What the task asks: Pick every line out of the entries below that has the string "bone", and copy it.

Data extracts:

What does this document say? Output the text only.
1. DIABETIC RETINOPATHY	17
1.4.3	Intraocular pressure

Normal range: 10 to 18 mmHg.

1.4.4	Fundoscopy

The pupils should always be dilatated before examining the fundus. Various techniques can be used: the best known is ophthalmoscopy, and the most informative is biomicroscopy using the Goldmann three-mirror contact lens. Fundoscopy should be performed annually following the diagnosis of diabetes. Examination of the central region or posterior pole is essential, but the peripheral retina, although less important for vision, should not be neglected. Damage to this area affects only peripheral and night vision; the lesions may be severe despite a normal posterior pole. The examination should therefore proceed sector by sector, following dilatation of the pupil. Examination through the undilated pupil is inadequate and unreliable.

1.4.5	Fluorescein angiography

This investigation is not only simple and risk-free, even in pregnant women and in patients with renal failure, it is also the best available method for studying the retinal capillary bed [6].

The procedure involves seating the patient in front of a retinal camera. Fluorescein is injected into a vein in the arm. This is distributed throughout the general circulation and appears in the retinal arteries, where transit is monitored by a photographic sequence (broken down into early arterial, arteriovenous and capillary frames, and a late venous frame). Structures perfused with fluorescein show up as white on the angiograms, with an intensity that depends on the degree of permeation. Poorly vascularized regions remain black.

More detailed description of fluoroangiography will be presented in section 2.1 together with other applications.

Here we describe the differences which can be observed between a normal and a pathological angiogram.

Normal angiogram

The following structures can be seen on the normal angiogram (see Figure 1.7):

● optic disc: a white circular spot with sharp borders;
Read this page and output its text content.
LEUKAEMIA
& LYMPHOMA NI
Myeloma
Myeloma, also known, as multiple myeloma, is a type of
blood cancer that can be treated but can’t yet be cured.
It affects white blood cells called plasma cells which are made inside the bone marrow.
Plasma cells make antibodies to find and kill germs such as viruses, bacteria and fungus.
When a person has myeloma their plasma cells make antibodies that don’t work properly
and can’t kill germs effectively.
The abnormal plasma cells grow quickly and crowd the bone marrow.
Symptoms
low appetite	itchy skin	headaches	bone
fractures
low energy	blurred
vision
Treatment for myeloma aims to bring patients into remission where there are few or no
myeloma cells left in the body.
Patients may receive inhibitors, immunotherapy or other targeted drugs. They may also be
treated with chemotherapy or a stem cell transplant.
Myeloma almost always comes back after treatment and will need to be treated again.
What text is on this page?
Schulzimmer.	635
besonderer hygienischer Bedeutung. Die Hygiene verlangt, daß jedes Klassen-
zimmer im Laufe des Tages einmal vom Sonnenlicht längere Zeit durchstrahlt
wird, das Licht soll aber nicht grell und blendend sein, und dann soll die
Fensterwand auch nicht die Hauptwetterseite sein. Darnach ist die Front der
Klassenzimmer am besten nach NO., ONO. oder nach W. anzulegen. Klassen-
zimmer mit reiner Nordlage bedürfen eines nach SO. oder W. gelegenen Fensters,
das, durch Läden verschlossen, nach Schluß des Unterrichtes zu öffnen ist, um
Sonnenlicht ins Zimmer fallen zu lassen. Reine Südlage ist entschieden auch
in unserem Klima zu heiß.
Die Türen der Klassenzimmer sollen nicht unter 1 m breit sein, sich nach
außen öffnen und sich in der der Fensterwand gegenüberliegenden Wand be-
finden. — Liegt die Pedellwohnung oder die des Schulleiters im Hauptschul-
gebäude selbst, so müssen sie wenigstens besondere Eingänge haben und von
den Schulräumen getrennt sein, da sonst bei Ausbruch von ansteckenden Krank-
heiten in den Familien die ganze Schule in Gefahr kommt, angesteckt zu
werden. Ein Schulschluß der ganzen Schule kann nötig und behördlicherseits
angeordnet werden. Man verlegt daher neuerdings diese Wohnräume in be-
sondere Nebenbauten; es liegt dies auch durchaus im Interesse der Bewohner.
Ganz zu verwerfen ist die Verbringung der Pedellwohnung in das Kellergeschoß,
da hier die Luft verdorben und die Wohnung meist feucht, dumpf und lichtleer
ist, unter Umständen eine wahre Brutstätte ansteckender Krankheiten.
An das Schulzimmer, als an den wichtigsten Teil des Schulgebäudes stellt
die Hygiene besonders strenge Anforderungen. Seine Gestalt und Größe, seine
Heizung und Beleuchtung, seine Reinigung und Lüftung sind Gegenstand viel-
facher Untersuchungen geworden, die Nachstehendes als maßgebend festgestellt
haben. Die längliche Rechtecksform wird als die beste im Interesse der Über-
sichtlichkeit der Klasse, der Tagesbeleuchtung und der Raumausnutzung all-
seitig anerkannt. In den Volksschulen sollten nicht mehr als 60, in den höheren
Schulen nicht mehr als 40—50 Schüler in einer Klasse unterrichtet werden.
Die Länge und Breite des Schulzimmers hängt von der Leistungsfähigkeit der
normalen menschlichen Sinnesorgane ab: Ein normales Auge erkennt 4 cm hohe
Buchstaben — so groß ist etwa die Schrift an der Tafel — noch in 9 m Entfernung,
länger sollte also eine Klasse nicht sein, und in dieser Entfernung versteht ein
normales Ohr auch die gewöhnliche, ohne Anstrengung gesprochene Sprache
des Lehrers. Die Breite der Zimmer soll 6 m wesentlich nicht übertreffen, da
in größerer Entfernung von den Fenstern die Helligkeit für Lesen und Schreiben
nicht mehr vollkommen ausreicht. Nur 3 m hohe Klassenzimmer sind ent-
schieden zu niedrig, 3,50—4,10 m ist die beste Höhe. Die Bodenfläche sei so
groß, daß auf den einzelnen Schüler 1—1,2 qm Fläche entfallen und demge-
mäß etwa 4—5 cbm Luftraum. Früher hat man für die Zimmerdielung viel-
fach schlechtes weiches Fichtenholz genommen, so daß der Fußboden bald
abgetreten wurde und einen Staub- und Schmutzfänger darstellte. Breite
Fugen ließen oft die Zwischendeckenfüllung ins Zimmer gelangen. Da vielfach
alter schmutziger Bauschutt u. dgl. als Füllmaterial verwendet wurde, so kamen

Answer section:
It affects white blood cells called plasma cells which are made inside the bone marrow.
The abnormal plasma cells grow quickly and crowd the bone marrow.
low appetite	itchy skin	headaches	bone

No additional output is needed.